** TASK GOAL **
Reproduce the whole listing, swapping "Lubuntu Artwork Team" for "Lubuntu Design Team" wherever it occurs and leaving everything else unchanged.

[Dataset excerpt]

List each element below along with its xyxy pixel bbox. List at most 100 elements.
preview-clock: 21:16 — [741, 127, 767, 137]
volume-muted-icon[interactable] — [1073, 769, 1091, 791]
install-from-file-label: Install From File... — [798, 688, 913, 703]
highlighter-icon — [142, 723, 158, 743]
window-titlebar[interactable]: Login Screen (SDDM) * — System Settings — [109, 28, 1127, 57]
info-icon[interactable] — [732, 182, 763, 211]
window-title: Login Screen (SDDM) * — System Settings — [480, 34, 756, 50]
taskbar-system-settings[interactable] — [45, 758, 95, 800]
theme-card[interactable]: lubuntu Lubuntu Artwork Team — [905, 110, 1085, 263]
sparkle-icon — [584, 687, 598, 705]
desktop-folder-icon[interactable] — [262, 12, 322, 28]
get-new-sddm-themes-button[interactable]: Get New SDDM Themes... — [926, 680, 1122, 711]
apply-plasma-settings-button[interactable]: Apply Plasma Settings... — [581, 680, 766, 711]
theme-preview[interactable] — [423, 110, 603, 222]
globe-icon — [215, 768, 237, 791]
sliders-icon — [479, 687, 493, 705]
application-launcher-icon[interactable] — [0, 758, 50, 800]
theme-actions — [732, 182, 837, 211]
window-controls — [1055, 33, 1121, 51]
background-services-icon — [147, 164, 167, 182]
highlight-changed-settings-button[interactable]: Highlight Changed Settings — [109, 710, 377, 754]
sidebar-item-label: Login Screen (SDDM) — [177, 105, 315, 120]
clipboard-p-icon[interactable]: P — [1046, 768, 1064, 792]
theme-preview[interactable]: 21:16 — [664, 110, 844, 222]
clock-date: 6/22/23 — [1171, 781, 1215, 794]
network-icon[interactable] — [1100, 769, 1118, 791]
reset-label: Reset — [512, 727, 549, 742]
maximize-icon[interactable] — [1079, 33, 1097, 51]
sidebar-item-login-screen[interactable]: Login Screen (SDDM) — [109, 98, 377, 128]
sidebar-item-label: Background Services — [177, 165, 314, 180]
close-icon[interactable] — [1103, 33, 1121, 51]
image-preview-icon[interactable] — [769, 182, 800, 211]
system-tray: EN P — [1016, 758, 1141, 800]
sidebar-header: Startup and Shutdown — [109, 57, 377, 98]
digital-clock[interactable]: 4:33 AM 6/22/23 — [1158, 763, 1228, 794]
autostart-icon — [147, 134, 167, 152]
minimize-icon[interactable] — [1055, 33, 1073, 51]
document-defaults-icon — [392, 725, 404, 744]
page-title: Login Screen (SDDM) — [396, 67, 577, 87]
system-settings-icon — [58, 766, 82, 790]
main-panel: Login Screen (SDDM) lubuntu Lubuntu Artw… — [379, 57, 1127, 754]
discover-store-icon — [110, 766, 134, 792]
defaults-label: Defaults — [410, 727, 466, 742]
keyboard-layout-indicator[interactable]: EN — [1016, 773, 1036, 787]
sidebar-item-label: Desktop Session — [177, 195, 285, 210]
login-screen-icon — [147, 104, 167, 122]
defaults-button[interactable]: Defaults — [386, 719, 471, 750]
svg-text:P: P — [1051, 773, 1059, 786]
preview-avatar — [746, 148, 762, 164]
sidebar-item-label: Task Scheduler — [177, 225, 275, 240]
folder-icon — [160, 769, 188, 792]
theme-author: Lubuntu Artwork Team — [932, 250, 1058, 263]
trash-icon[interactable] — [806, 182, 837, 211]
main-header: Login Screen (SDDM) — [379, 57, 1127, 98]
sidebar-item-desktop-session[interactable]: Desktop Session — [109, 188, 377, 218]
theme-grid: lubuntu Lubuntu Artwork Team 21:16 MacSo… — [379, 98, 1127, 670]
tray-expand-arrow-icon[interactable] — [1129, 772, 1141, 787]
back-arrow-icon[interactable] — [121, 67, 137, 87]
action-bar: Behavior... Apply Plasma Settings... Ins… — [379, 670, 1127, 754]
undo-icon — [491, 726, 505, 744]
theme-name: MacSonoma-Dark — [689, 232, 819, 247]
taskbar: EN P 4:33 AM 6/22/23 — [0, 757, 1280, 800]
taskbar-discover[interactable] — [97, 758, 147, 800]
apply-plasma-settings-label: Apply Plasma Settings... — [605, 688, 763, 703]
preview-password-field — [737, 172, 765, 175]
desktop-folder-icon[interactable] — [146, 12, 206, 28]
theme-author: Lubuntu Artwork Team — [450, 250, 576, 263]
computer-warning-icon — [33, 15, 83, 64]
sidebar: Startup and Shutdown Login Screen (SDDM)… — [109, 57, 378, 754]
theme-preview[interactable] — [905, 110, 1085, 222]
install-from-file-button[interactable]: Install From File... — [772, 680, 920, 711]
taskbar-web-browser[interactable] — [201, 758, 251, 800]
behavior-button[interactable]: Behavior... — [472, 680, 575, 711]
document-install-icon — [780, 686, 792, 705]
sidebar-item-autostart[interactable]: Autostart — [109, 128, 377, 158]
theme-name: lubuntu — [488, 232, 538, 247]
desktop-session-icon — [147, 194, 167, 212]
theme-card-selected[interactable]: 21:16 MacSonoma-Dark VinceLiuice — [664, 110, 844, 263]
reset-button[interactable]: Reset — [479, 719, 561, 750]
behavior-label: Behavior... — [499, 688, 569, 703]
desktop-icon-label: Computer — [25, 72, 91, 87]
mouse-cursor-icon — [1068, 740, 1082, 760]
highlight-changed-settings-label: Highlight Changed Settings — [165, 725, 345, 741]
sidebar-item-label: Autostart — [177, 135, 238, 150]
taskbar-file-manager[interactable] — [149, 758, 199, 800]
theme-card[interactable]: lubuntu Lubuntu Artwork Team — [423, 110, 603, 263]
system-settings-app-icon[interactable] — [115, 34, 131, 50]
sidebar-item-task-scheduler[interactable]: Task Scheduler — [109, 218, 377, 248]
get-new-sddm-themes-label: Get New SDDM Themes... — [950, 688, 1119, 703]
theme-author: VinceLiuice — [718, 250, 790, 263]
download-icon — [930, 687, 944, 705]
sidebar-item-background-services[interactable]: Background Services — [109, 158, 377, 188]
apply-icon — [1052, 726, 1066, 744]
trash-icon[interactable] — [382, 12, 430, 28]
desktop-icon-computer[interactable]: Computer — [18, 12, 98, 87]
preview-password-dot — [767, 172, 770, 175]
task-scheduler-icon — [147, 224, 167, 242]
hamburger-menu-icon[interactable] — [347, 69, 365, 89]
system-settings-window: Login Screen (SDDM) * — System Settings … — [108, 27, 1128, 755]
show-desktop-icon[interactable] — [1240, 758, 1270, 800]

** SOLUTION TO THIS EXERCISE **
List each element below along with its xyxy pixel bbox. List at most 100 elements.
preview-clock: 21:16 — [741, 127, 767, 137]
volume-muted-icon[interactable] — [1073, 769, 1091, 791]
install-from-file-label: Install From File... — [798, 688, 913, 703]
highlighter-icon — [142, 723, 158, 743]
window-titlebar[interactable]: Login Screen (SDDM) * — System Settings — [109, 28, 1127, 57]
info-icon[interactable] — [732, 182, 763, 211]
window-title: Login Screen (SDDM) * — System Settings — [480, 34, 756, 50]
taskbar-system-settings[interactable] — [45, 758, 95, 800]
theme-card[interactable]: lubuntu Lubuntu Design Team — [905, 110, 1085, 263]
sparkle-icon — [584, 687, 598, 705]
desktop-folder-icon[interactable] — [262, 12, 322, 28]
get-new-sddm-themes-button[interactable]: Get New SDDM Themes... — [926, 680, 1122, 711]
apply-plasma-settings-button[interactable]: Apply Plasma Settings... — [581, 680, 766, 711]
theme-preview[interactable] — [423, 110, 603, 222]
globe-icon — [215, 768, 237, 791]
sliders-icon — [479, 687, 493, 705]
application-launcher-icon[interactable] — [0, 758, 50, 800]
theme-actions — [732, 182, 837, 211]
window-controls — [1055, 33, 1121, 51]
background-services-icon — [147, 164, 167, 182]
highlight-changed-settings-button[interactable]: Highlight Changed Settings — [109, 710, 377, 754]
sidebar-item-label: Login Screen (SDDM) — [177, 105, 315, 120]
clipboard-p-icon[interactable]: P — [1046, 768, 1064, 792]
theme-preview[interactable]: 21:16 — [664, 110, 844, 222]
clock-date: 6/22/23 — [1171, 781, 1215, 794]
network-icon[interactable] — [1100, 769, 1118, 791]
reset-label: Reset — [512, 727, 549, 742]
maximize-icon[interactable] — [1079, 33, 1097, 51]
sidebar-item-login-screen[interactable]: Login Screen (SDDM) — [109, 98, 377, 128]
sidebar-item-label: Background Services — [177, 165, 314, 180]
close-icon[interactable] — [1103, 33, 1121, 51]
image-preview-icon[interactable] — [769, 182, 800, 211]
system-tray: EN P — [1016, 758, 1141, 800]
sidebar-header: Startup and Shutdown — [109, 57, 377, 98]
digital-clock[interactable]: 4:33 AM 6/22/23 — [1158, 763, 1228, 794]
autostart-icon — [147, 134, 167, 152]
minimize-icon[interactable] — [1055, 33, 1073, 51]
document-defaults-icon — [392, 725, 404, 744]
page-title: Login Screen (SDDM) — [396, 67, 577, 87]
system-settings-icon — [58, 766, 82, 790]
main-panel: Login Screen (SDDM) lubuntu Lubuntu Artw… — [379, 57, 1127, 754]
discover-store-icon — [110, 766, 134, 792]
defaults-label: Defaults — [410, 727, 466, 742]
keyboard-layout-indicator[interactable]: EN — [1016, 773, 1036, 787]
sidebar-item-label: Desktop Session — [177, 195, 285, 210]
login-screen-icon — [147, 104, 167, 122]
defaults-button[interactable]: Defaults — [386, 719, 471, 750]
svg-text:P: P — [1051, 773, 1059, 786]
preview-avatar — [746, 148, 762, 164]
sidebar-item-label: Task Scheduler — [177, 225, 275, 240]
folder-icon — [160, 769, 188, 792]
theme-author: Lubuntu Design Team — [932, 250, 1058, 263]
trash-icon[interactable] — [806, 182, 837, 211]
main-header: Login Screen (SDDM) — [379, 57, 1127, 98]
sidebar-item-desktop-session[interactable]: Desktop Session — [109, 188, 377, 218]
theme-grid: lubuntu Lubuntu Design Team 21:16 MacSo… — [379, 98, 1127, 670]
tray-expand-arrow-icon[interactable] — [1129, 772, 1141, 787]
back-arrow-icon[interactable] — [121, 67, 137, 87]
action-bar: Behavior... Apply Plasma Settings... Ins… — [379, 670, 1127, 754]
undo-icon — [491, 726, 505, 744]
theme-name: MacSonoma-Dark — [689, 232, 819, 247]
taskbar: EN P 4:33 AM 6/22/23 — [0, 757, 1280, 800]
taskbar-discover[interactable] — [97, 758, 147, 800]
apply-plasma-settings-label: Apply Plasma Settings... — [605, 688, 763, 703]
preview-password-field — [737, 172, 765, 175]
desktop-folder-icon[interactable] — [146, 12, 206, 28]
theme-author: Lubuntu Design Team — [450, 250, 576, 263]
computer-warning-icon — [33, 15, 83, 64]
sidebar: Startup and Shutdown Login Screen (SDDM)… — [109, 57, 378, 754]
theme-preview[interactable] — [905, 110, 1085, 222]
install-from-file-button[interactable]: Install From File... — [772, 680, 920, 711]
taskbar-web-browser[interactable] — [201, 758, 251, 800]
behavior-button[interactable]: Behavior... — [472, 680, 575, 711]
document-install-icon — [780, 686, 792, 705]
sidebar-item-autostart[interactable]: Autostart — [109, 128, 377, 158]
theme-name: lubuntu — [488, 232, 538, 247]
desktop-session-icon — [147, 194, 167, 212]
theme-card-selected[interactable]: 21:16 MacSonoma-Dark VinceLiuice — [664, 110, 844, 263]
reset-button[interactable]: Reset — [479, 719, 561, 750]
behavior-label: Behavior... — [499, 688, 569, 703]
desktop-icon-label: Computer — [25, 72, 91, 87]
mouse-cursor-icon — [1068, 740, 1082, 760]
highlight-changed-settings-label: Highlight Changed Settings — [165, 725, 345, 741]
sidebar-item-label: Autostart — [177, 135, 238, 150]
taskbar-file-manager[interactable] — [149, 758, 199, 800]
theme-card[interactable]: lubuntu Lubuntu Design Team — [423, 110, 603, 263]
system-settings-app-icon[interactable] — [115, 34, 131, 50]
sidebar-item-task-scheduler[interactable]: Task Scheduler — [109, 218, 377, 248]
get-new-sddm-themes-label: Get New SDDM Themes... — [950, 688, 1119, 703]
theme-author: VinceLiuice — [718, 250, 790, 263]
download-icon — [930, 687, 944, 705]
sidebar-item-background-services[interactable]: Background Services — [109, 158, 377, 188]
apply-icon — [1052, 726, 1066, 744]
trash-icon[interactable] — [382, 12, 430, 28]
desktop-icon-computer[interactable]: Computer — [18, 12, 98, 87]
preview-password-dot — [767, 172, 770, 175]
task-scheduler-icon — [147, 224, 167, 242]
hamburger-menu-icon[interactable] — [347, 69, 365, 89]
system-settings-window: Login Screen (SDDM) * — System Settings … — [108, 27, 1128, 755]
show-desktop-icon[interactable] — [1240, 758, 1270, 800]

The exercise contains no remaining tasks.